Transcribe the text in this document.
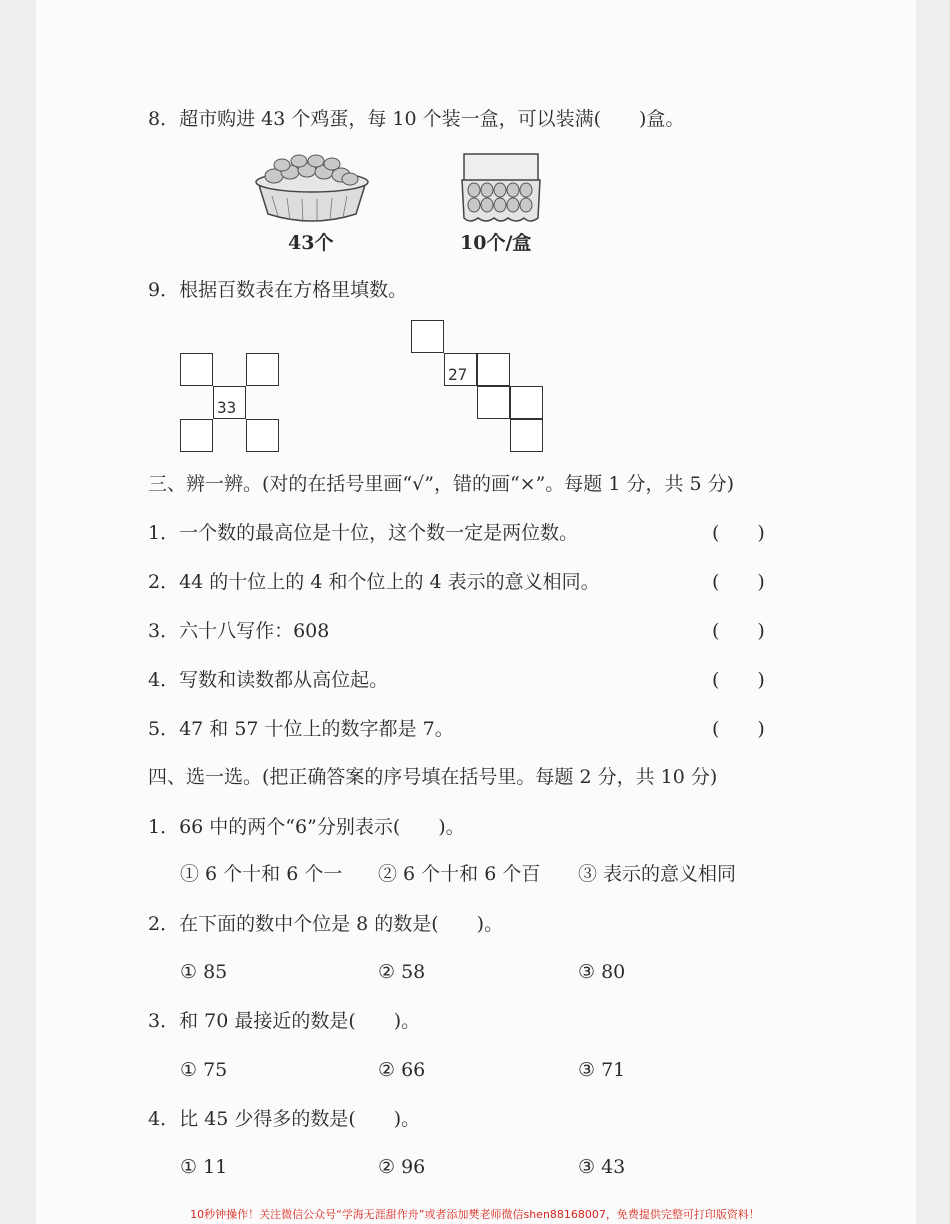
8．超市购进 43 个鸡蛋，每 10 个装一盒，可以装满(　　)盒。
43个	10个/盒
9．根据百数表在方格里填数。
33
27
三、辨一辨。(对的在括号里画“√”，错的画“×”。每题 1 分，共 5 分)
1．一个数的最高位是十位，这个数一定是两位数。	(　　)
2．44 的十位上的 4 和个位上的 4 表示的意义相同。	(　　)
3．六十八写作：608	(　　)
4．写数和读数都从高位起。	(　　)
5．47 和 57 十位上的数字都是 7。	(　　)
四、选一选。(把正确答案的序号填在括号里。每题 2 分，共 10 分)
1．66 中的两个“6”分别表示(　　)。
① 6 个十和 6 个一 ② 6 个十和 6 个百 ③ 表示的意义相同
2．在下面的数中个位是 8 的数是(　　)。
① 85	② 58	③ 80
3．和 70 最接近的数是(　　)。
① 75	② 66	③ 71
4．比 45 少得多的数是(　　)。
① 11	② 96	③ 43
10秒钟操作！关注微信公众号“学海无涯甜作舟”或者添加樊老师微信shen88168007，免费提供完整可打印版资料！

**Task description**
Find each line in the records holding the string "表示的意义相同" and show it.

**Task answer**
2．44 的十位上的 4 和个位上的 4 表示的意义相同。	(　　)
① 6 个十和 6 个一 ② 6 个十和 6 个百 ③ 表示的意义相同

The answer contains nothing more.